§ Exercise task 1: In the passage given, what does the writer compare finding this secret to?

§ Passage given:
::::
In the mood for a little detective work?  Care to uncover a secret that may have right in front of our noses for years?  It certainly was in mine, and I was oblivious.

Would you be interested in mining out some clues if I told you that when you do, you may have discovered one of the most powerful life and success principles known to humanity?  And that if you master this one skill, the transformation in your own life, to say nothing of your influence and circumstances, can be breathtaking?

Am I exaggerating?  No, if anything I’m understating the potential of this discovery.

Getting this – I mean really getting it – can explain why you tend to sabotage yourself after you’ve made progress toward a goal.

It may explain why churches or individual leaders lose their influence, or why they nourish it.

It may explain why you have made progress toward healing, then somehow hit a wall.

It may explain why your relationships go in frustrating cycles – hot today, cold tomorrow… intimate today, lonely later.

Finding this secret is like discovering a clock on your wall that’s been there the whole time, quietly ticking away, pointing to the correct time, but you may have never noticed it.  In one sense it’s obvious – in another, it probably calls for a closer look than you have given it.
::::
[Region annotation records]
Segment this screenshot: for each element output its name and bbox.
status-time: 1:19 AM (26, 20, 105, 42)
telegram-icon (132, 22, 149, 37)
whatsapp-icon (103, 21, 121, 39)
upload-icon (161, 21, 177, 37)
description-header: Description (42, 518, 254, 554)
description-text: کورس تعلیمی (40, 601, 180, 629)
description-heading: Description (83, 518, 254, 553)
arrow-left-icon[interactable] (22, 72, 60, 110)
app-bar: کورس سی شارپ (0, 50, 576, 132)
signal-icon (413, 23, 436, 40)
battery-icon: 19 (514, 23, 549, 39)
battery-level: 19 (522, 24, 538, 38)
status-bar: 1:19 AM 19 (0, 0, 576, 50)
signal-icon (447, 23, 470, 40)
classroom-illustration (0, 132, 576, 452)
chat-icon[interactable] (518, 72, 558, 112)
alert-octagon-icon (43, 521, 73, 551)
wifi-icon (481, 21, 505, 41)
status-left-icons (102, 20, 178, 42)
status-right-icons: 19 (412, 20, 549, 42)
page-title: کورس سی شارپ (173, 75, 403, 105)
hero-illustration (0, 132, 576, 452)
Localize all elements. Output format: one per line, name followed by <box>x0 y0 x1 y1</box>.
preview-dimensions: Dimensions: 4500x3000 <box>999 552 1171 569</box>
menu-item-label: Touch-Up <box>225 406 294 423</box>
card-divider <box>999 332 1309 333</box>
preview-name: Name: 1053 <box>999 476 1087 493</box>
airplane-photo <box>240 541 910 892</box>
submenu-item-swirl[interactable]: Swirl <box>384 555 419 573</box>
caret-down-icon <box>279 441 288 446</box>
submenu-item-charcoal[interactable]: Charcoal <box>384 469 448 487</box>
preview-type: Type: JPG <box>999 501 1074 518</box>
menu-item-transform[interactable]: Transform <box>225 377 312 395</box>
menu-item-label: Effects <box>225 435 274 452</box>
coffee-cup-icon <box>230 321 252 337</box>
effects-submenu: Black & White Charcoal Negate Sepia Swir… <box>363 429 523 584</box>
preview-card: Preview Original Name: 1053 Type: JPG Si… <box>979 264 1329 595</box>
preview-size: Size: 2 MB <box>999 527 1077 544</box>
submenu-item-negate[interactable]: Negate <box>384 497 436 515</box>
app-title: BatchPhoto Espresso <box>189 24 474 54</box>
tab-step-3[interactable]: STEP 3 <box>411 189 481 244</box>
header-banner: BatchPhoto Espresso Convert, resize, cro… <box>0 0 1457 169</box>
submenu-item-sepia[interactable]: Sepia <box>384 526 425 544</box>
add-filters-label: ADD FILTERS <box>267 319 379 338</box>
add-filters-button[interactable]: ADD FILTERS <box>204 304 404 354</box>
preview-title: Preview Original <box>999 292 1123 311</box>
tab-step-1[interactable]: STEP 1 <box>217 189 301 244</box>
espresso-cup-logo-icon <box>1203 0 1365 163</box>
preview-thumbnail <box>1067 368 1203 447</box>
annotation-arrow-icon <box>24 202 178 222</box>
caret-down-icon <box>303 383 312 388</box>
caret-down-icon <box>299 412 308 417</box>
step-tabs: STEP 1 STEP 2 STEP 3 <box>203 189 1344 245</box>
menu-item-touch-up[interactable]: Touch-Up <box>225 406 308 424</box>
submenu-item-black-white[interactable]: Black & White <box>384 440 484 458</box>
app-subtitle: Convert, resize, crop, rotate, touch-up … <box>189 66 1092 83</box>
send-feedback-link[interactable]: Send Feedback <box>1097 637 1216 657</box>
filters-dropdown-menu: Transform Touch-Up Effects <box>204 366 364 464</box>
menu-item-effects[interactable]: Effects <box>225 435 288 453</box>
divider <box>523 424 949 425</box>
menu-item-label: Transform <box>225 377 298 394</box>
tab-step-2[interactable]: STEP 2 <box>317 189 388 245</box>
::::
§ Exercise task 2: Format everything in the listing from its start down to the line containing "description-heading: Description (83, 518, 254, 553)" as a Markdown table with the columns Row and Line, leaving out blank lines.

§ Task output 1: Discovering a clock on your wall that has been there the whole time, quietly ticking away and pointing to the correct time, though you may never have noticed it.

§ Task output 2:
| Row | Line |
|---|---|
| 1 | Segment this screenshot: for each element output its name and bbox. |
| 2 | status-time: 1:19 AM (26, 20, 105, 42) |
| 3 | telegram-icon (132, 22, 149, 37) |
| 4 | whatsapp-icon (103, 21, 121, 39) |
| 5 | upload-icon (161, 21, 177, 37) |
| 6 | description-header: Description (42, 518, 254, 554) |
| 7 | description-text: کورس تعلیمی (40, 601, 180, 629) |
| 8 | description-heading: Description (83, 518, 254, 553) |